SET EXERCISE:
Render the material again word for word, skipping the pictures in it.

MATERIALS PROVIDED:
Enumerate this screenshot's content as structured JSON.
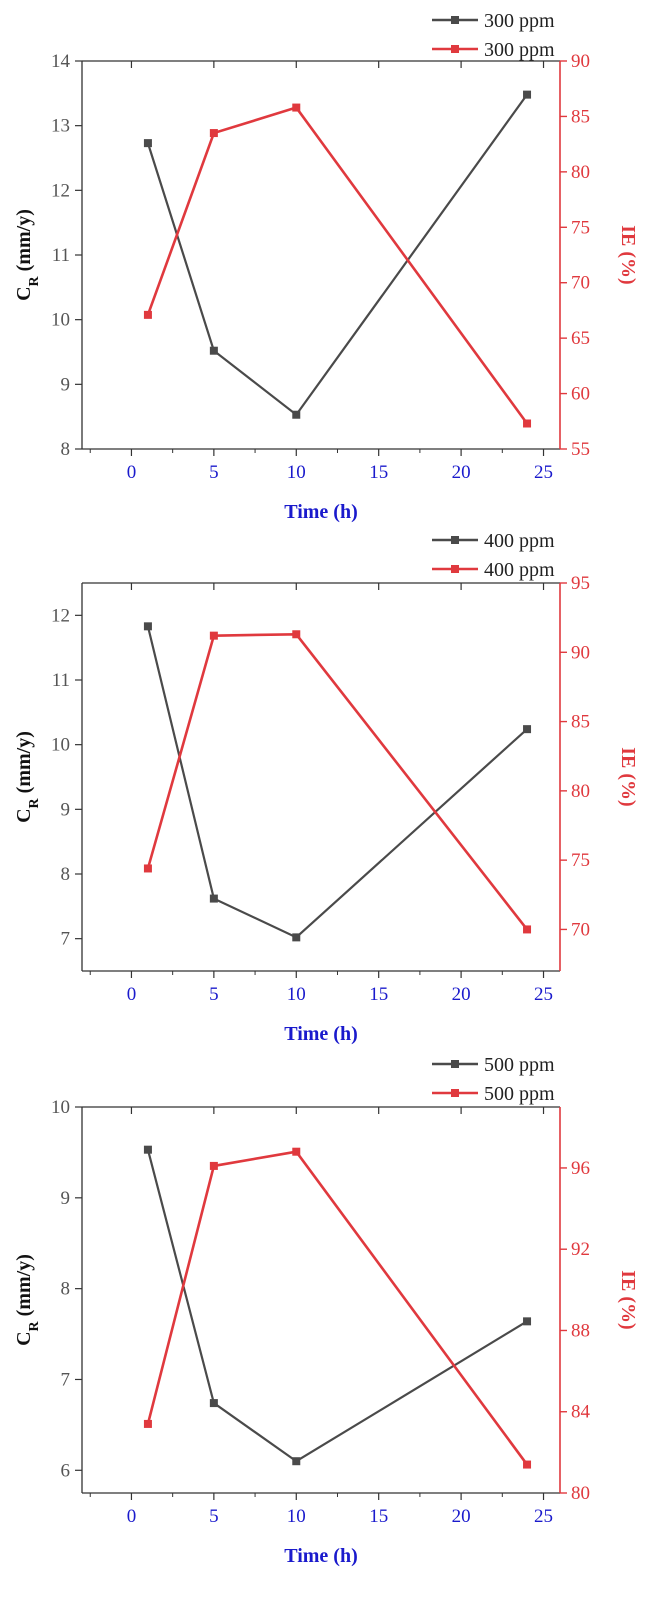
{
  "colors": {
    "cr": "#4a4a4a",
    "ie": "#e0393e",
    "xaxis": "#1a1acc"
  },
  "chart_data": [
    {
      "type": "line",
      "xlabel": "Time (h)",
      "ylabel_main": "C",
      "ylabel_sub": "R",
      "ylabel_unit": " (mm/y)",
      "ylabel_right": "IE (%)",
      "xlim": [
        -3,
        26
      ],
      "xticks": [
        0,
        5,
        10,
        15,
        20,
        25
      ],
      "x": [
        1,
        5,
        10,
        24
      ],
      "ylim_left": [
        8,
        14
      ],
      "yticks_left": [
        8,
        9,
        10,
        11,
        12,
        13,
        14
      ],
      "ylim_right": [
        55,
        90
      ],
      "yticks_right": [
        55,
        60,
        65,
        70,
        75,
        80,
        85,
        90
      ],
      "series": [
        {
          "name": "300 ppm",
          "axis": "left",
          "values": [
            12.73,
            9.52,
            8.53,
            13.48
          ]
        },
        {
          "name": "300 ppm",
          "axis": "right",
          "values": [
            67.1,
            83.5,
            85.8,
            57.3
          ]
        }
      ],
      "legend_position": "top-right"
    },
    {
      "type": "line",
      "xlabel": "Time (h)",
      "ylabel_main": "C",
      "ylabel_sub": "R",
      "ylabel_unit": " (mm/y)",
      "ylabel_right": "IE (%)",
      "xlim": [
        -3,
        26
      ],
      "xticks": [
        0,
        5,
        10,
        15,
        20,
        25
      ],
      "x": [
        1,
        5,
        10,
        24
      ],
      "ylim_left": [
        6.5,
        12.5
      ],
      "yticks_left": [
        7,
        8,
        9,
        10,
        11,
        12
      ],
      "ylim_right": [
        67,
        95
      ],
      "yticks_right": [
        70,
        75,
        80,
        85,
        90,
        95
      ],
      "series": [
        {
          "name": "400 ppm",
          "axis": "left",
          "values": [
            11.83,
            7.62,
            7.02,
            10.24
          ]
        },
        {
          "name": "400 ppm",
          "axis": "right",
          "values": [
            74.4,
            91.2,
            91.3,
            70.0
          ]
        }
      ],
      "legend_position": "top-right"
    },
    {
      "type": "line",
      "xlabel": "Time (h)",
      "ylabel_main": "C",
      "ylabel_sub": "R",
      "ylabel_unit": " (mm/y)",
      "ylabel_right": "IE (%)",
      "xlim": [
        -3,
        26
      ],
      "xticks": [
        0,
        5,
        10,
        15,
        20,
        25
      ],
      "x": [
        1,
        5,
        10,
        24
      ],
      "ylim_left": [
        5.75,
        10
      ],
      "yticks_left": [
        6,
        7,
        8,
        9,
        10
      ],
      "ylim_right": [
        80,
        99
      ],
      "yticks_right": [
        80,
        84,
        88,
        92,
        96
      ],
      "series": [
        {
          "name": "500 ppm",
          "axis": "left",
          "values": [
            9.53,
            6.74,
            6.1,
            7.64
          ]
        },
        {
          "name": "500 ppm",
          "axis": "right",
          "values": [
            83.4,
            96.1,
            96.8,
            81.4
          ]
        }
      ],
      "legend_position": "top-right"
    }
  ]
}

ANSWER TO THIS PROBLEM:
Enumerate this screenshot's content as structured JSON.
{
  "colors": {
    "cr": "#4a4a4a",
    "ie": "#e0393e",
    "xaxis": "#1a1acc"
  },
  "chart_data": [
    {
      "type": "line",
      "xlabel": "Time (h)",
      "ylabel_main": "C",
      "ylabel_sub": "R",
      "ylabel_unit": " (mm/y)",
      "ylabel_right": "IE (%)",
      "xlim": [
        -3,
        26
      ],
      "xticks": [
        0,
        5,
        10,
        15,
        20,
        25
      ],
      "x": [
        1,
        5,
        10,
        24
      ],
      "ylim_left": [
        8,
        14
      ],
      "yticks_left": [
        8,
        9,
        10,
        11,
        12,
        13,
        14
      ],
      "ylim_right": [
        55,
        90
      ],
      "yticks_right": [
        55,
        60,
        65,
        70,
        75,
        80,
        85,
        90
      ],
      "series": [
        {
          "name": "300 ppm",
          "axis": "left",
          "values": [
            12.73,
            9.52,
            8.53,
            13.48
          ]
        },
        {
          "name": "300 ppm",
          "axis": "right",
          "values": [
            67.1,
            83.5,
            85.8,
            57.3
          ]
        }
      ],
      "legend_position": "top-right"
    },
    {
      "type": "line",
      "xlabel": "Time (h)",
      "ylabel_main": "C",
      "ylabel_sub": "R",
      "ylabel_unit": " (mm/y)",
      "ylabel_right": "IE (%)",
      "xlim": [
        -3,
        26
      ],
      "xticks": [
        0,
        5,
        10,
        15,
        20,
        25
      ],
      "x": [
        1,
        5,
        10,
        24
      ],
      "ylim_left": [
        6.5,
        12.5
      ],
      "yticks_left": [
        7,
        8,
        9,
        10,
        11,
        12
      ],
      "ylim_right": [
        67,
        95
      ],
      "yticks_right": [
        70,
        75,
        80,
        85,
        90,
        95
      ],
      "series": [
        {
          "name": "400 ppm",
          "axis": "left",
          "values": [
            11.83,
            7.62,
            7.02,
            10.24
          ]
        },
        {
          "name": "400 ppm",
          "axis": "right",
          "values": [
            74.4,
            91.2,
            91.3,
            70.0
          ]
        }
      ],
      "legend_position": "top-right"
    },
    {
      "type": "line",
      "xlabel": "Time (h)",
      "ylabel_main": "C",
      "ylabel_sub": "R",
      "ylabel_unit": " (mm/y)",
      "ylabel_right": "IE (%)",
      "xlim": [
        -3,
        26
      ],
      "xticks": [
        0,
        5,
        10,
        15,
        20,
        25
      ],
      "x": [
        1,
        5,
        10,
        24
      ],
      "ylim_left": [
        5.75,
        10
      ],
      "yticks_left": [
        6,
        7,
        8,
        9,
        10
      ],
      "ylim_right": [
        80,
        99
      ],
      "yticks_right": [
        80,
        84,
        88,
        92,
        96
      ],
      "series": [
        {
          "name": "500 ppm",
          "axis": "left",
          "values": [
            9.53,
            6.74,
            6.1,
            7.64
          ]
        },
        {
          "name": "500 ppm",
          "axis": "right",
          "values": [
            83.4,
            96.1,
            96.8,
            81.4
          ]
        }
      ],
      "legend_position": "top-right"
    }
  ]
}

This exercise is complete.